▶ Aim of the task: Find the line that contains "Transcribe this image's" and print it and every line after it, exactly, please.

▶ Rows:

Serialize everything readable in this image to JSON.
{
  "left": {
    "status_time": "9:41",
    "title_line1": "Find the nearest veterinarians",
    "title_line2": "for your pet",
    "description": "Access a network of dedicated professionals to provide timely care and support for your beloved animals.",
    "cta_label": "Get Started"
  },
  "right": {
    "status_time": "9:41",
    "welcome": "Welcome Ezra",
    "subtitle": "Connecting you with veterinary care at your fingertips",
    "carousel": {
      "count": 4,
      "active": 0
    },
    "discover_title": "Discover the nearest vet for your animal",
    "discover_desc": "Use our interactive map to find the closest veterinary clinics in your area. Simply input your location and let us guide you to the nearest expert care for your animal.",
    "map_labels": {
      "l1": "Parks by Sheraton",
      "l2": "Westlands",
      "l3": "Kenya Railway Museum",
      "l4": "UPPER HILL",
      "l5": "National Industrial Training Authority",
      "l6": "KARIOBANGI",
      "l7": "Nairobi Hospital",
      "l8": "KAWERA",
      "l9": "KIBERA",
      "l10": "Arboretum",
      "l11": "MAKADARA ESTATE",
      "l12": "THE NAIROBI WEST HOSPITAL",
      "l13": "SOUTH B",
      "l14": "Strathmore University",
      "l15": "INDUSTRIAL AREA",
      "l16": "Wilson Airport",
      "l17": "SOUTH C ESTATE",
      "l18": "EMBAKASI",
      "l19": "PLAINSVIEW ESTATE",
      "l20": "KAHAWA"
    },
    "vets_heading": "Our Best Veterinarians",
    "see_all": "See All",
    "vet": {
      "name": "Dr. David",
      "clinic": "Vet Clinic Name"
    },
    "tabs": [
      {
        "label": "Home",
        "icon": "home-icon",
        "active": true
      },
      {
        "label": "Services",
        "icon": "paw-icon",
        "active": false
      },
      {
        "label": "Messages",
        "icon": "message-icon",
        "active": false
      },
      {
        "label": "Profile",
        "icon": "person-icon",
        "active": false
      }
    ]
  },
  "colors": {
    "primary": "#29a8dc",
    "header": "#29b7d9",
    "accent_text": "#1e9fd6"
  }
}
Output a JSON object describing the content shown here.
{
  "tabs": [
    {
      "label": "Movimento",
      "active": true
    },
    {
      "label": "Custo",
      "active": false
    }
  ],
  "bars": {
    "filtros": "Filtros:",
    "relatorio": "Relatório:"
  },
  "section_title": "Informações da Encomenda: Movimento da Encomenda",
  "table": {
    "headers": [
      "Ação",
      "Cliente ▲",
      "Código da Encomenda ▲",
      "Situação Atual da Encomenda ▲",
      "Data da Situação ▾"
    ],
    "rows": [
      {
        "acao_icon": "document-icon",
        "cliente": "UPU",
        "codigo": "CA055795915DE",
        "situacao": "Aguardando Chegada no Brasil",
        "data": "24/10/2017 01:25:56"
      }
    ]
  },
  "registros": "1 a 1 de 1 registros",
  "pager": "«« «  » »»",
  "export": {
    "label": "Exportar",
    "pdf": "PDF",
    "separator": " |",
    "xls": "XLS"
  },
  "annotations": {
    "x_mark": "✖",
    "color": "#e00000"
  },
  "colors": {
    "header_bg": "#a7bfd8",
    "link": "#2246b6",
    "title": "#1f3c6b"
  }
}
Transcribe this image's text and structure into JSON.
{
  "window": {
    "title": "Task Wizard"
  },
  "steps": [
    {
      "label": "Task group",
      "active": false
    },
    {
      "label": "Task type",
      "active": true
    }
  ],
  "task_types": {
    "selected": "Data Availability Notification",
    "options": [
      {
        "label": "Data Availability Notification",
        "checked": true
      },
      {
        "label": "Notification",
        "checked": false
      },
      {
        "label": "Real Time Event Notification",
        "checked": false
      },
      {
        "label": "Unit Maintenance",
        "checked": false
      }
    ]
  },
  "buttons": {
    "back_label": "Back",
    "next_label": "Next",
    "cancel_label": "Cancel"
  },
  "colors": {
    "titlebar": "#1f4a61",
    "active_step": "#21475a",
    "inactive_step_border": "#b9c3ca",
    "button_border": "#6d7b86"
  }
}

▶ Written answer:
Transcribe this image's text and structure into JSON.
{
  "window": {
    "title": "Task Wizard"
  },
  "steps": [
    {
      "label": "Task group",
      "active": false
    },
    {
      "label": "Task type",
      "active": true
    }
  ],
  "task_types": {
    "selected": "Data Availability Notification",
    "options": [
      {
        "label": "Data Availability Notification",
        "checked": true
      },
      {
        "label": "Notification",
        "checked": false
      },
      {
        "label": "Real Time Event Notification",
        "checked": false
      },
      {
        "label": "Unit Maintenance",
        "checked": false
      }
    ]
  },
  "buttons": {
    "back_label": "Back",
    "next_label": "Next",
    "cancel_label": "Cancel"
  },
  "colors": {
    "titlebar": "#1f4a61",
    "active_step": "#21475a",
    "inactive_step_border": "#b9c3ca",
    "button_border": "#6d7b86"
  }
}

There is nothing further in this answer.